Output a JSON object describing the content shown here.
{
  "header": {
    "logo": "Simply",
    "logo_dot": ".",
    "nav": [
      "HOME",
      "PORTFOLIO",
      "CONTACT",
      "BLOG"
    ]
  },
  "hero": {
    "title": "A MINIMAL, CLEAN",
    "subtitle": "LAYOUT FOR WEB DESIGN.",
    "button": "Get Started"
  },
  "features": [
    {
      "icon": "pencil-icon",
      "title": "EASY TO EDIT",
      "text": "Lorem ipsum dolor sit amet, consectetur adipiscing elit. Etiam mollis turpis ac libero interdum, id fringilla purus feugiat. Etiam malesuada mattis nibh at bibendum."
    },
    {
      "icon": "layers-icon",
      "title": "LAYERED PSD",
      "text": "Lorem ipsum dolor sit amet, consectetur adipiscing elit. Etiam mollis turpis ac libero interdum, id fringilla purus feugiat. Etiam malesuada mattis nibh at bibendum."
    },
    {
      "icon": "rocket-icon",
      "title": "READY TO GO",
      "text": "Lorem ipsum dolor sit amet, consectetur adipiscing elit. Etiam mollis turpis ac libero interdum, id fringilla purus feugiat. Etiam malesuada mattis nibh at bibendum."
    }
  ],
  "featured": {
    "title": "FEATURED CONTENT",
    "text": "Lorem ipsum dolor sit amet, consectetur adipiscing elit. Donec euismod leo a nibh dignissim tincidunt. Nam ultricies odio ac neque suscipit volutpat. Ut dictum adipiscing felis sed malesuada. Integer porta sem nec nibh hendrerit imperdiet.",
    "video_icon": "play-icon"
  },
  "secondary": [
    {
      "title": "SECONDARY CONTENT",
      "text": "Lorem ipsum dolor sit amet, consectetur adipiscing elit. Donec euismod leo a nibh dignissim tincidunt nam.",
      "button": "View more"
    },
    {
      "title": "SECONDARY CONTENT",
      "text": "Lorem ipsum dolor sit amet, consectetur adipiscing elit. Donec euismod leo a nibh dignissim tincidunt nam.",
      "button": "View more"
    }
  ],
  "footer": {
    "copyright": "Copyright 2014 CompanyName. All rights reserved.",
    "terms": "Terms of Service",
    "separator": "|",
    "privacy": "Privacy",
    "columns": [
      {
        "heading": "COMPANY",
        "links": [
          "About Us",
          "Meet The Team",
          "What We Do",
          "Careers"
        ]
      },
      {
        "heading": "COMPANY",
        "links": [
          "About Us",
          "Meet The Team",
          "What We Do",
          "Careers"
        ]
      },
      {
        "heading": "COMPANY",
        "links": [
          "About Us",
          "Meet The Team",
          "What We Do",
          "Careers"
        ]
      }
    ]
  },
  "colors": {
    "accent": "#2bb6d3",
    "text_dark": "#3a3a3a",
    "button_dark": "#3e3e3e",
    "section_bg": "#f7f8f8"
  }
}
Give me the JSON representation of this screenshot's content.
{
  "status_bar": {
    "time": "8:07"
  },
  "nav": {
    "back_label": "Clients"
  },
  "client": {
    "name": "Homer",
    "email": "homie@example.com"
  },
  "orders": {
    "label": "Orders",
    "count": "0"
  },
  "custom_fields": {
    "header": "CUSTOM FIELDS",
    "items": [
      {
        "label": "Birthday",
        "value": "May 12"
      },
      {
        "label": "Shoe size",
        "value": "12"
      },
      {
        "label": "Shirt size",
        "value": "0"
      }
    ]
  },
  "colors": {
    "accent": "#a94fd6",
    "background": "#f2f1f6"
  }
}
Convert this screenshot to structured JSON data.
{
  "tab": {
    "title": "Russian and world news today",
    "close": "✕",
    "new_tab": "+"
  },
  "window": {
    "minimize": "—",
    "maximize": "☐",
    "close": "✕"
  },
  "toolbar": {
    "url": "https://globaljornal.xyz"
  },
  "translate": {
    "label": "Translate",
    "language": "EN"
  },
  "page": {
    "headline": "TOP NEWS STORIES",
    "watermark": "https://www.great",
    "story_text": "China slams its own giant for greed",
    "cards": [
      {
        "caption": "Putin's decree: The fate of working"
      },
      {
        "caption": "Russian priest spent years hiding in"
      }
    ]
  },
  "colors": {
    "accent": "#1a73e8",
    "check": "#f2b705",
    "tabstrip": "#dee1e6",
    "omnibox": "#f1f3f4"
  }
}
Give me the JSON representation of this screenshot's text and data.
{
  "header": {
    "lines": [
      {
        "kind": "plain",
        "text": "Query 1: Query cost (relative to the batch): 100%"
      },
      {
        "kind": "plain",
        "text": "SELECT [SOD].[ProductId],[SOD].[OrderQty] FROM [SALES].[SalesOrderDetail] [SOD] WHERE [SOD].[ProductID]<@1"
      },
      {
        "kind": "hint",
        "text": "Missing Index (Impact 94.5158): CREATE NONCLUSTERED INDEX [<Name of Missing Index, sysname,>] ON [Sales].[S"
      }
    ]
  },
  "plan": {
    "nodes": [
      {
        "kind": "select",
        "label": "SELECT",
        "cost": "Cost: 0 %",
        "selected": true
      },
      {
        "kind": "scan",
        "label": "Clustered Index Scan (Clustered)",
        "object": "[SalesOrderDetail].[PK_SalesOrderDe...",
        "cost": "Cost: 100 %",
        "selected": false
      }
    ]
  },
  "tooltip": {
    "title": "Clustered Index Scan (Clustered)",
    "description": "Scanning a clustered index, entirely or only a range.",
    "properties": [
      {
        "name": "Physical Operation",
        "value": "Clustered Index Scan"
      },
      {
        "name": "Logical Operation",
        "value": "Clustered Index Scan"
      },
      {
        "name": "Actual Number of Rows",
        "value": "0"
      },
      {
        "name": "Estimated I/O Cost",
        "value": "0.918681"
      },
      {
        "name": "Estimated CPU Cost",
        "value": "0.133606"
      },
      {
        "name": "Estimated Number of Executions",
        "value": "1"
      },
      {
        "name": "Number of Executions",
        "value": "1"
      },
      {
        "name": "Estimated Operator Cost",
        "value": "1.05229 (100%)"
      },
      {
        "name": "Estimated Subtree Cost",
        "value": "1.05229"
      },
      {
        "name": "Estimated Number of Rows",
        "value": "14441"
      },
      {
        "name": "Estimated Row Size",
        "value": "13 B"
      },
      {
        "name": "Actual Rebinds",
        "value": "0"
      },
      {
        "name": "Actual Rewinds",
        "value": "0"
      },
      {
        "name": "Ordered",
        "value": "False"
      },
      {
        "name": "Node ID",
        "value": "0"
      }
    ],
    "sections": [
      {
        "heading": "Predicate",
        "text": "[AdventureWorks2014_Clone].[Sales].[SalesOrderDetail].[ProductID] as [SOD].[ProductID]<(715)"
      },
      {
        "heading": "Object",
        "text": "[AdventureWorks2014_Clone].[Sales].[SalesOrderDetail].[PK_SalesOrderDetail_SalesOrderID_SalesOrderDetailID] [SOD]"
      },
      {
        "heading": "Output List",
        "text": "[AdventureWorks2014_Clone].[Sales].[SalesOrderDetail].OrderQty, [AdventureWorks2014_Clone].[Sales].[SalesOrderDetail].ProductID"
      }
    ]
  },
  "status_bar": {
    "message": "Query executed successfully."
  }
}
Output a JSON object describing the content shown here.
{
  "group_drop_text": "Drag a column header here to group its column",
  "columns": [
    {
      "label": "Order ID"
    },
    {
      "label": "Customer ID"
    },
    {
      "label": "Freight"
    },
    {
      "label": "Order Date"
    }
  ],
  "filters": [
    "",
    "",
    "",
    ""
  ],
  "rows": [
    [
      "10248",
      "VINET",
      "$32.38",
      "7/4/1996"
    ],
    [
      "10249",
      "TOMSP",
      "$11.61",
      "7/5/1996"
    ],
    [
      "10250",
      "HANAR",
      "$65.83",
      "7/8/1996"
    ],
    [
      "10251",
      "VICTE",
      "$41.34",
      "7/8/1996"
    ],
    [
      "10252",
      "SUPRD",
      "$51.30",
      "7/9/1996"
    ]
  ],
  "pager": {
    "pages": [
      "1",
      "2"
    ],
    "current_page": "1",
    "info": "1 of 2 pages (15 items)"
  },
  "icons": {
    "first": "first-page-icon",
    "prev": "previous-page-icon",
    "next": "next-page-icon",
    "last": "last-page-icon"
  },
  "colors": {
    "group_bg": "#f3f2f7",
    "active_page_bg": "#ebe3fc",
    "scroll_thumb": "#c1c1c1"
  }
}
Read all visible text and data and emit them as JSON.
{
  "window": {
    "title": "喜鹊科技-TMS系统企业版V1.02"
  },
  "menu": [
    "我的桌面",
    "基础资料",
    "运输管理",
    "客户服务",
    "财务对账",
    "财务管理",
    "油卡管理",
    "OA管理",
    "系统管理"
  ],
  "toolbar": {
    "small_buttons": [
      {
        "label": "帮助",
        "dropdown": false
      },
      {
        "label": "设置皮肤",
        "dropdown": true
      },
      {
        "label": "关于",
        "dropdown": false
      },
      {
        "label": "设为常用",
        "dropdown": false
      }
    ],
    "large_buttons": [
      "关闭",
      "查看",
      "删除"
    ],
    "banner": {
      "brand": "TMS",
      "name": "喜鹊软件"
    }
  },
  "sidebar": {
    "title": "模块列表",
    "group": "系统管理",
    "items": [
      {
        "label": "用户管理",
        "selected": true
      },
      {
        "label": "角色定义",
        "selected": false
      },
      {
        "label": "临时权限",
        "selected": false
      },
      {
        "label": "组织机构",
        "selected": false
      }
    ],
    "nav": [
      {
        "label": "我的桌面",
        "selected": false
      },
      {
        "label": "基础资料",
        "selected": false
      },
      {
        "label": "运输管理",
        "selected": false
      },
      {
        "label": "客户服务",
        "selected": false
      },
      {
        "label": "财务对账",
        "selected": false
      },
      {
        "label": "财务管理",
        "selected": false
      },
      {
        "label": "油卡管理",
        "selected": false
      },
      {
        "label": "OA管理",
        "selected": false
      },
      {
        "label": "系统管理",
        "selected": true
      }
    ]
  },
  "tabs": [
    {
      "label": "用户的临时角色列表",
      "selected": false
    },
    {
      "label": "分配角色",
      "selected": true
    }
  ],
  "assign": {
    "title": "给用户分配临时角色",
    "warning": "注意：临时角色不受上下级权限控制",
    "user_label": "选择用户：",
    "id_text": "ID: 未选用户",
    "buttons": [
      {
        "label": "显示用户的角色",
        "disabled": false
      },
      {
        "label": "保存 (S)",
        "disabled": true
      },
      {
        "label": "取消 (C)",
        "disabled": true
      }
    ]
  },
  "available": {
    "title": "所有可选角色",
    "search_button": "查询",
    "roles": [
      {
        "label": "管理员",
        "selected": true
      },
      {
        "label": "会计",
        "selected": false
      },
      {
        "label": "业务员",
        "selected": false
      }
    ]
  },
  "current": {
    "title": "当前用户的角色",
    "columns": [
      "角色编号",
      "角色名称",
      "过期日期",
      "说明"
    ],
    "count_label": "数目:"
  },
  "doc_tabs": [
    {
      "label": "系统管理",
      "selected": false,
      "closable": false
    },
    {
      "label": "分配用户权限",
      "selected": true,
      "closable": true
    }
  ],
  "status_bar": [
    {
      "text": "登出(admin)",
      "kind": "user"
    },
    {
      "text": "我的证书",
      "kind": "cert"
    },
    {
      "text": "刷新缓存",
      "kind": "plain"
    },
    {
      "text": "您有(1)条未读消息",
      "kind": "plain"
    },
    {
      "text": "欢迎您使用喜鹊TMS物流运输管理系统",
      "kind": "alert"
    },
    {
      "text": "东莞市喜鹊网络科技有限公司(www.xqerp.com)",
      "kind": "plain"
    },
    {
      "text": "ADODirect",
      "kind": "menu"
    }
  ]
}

——

What the task requires
Filter the records above and return every line that holds the word "screenshot".

Solution for this exercise
Give me the JSON representation of this screenshot's content.
Convert this screenshot to structured JSON data.
Give me the JSON representation of this screenshot's text and data.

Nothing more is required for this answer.